### Extracted information
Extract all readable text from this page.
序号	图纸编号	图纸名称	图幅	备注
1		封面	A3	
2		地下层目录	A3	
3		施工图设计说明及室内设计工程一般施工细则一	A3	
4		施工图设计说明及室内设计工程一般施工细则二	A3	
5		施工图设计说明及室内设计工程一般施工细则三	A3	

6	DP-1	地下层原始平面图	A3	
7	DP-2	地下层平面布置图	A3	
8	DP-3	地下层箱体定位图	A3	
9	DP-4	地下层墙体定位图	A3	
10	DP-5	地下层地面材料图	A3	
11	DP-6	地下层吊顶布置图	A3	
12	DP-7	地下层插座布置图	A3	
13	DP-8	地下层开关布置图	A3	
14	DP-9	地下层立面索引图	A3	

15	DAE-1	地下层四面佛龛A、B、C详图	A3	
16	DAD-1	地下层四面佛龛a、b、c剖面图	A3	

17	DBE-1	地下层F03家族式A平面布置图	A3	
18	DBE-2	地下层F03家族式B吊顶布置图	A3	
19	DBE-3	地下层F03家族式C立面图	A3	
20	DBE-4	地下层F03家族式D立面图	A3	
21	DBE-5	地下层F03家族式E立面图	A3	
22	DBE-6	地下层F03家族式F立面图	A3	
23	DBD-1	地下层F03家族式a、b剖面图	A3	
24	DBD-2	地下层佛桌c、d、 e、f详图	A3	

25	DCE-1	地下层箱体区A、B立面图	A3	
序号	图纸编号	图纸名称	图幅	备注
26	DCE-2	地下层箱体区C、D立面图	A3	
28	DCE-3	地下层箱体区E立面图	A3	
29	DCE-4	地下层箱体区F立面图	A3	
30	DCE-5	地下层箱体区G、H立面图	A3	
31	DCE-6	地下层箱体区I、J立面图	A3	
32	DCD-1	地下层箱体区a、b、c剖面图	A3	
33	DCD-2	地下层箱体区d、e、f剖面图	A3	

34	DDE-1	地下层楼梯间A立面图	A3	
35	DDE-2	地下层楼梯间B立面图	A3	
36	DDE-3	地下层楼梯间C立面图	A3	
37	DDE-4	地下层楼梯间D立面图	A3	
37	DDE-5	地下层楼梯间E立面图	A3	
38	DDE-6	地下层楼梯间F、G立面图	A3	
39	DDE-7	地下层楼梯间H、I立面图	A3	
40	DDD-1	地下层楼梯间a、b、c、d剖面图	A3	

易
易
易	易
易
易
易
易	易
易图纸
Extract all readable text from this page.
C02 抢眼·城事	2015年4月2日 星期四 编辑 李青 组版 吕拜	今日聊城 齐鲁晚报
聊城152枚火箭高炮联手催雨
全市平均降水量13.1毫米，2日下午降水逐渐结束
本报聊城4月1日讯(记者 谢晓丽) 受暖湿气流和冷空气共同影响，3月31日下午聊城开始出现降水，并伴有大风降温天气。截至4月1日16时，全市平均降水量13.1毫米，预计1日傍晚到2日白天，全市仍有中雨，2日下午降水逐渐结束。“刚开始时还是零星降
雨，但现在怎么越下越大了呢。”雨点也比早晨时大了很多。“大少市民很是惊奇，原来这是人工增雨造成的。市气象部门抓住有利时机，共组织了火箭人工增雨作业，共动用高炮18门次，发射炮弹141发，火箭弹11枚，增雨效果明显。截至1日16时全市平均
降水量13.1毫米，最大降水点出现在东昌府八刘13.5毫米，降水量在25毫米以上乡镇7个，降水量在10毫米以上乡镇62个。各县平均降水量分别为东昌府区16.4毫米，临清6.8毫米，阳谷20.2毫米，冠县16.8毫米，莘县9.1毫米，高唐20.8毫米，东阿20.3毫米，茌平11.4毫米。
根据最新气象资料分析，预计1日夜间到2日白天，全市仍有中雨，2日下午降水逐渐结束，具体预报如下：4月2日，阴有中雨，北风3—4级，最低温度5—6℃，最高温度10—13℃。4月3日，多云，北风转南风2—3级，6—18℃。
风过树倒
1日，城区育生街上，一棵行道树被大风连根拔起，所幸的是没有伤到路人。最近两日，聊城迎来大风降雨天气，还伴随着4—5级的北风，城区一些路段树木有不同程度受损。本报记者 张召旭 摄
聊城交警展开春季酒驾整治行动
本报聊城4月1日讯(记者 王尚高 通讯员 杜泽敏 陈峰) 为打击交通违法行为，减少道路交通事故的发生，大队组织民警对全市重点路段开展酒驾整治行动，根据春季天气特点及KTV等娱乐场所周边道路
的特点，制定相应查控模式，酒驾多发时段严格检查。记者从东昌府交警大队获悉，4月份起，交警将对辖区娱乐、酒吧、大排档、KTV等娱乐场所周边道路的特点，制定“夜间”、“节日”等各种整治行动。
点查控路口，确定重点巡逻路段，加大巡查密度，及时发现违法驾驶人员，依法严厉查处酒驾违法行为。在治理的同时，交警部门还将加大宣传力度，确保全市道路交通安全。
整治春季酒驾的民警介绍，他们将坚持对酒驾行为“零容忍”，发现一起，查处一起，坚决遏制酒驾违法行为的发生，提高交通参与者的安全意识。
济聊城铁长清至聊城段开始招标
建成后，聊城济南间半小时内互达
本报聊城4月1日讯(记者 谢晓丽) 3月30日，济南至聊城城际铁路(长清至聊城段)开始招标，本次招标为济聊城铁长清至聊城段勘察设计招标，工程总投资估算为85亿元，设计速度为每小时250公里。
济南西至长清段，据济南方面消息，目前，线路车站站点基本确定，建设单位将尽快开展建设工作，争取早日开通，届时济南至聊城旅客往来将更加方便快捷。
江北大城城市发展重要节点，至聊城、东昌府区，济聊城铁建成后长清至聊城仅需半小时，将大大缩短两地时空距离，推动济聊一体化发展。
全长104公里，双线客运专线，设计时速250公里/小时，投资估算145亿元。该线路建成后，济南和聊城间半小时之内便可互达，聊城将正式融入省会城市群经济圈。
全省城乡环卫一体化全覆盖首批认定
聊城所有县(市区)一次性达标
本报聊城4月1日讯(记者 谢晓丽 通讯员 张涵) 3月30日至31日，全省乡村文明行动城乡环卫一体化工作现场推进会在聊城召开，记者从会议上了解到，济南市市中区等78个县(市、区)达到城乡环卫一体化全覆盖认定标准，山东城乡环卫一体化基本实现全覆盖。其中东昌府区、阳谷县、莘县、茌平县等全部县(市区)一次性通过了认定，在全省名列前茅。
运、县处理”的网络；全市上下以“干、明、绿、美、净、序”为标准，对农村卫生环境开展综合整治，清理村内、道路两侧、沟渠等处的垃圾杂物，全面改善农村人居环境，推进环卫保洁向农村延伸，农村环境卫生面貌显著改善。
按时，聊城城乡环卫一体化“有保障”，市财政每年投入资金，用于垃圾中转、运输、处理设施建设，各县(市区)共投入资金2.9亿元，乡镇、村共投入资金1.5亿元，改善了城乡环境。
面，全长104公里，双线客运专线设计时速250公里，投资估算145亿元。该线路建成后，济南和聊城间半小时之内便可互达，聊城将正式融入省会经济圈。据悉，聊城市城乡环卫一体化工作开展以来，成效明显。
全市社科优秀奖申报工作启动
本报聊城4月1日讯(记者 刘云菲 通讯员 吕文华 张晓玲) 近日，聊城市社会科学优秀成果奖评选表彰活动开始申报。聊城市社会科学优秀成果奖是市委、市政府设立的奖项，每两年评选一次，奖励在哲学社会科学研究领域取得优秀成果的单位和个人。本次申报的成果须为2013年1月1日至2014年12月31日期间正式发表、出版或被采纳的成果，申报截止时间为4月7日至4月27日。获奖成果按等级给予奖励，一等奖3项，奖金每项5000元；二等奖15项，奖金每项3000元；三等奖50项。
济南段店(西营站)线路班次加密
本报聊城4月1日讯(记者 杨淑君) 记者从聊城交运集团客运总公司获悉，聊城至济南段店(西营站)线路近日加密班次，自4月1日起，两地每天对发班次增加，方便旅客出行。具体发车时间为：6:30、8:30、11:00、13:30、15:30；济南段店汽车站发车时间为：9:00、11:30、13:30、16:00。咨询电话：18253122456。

### Work required
Looking at the records above, work out how many lines include the string "该线路建成后". Give the number and nothing else.

### Response to the task
2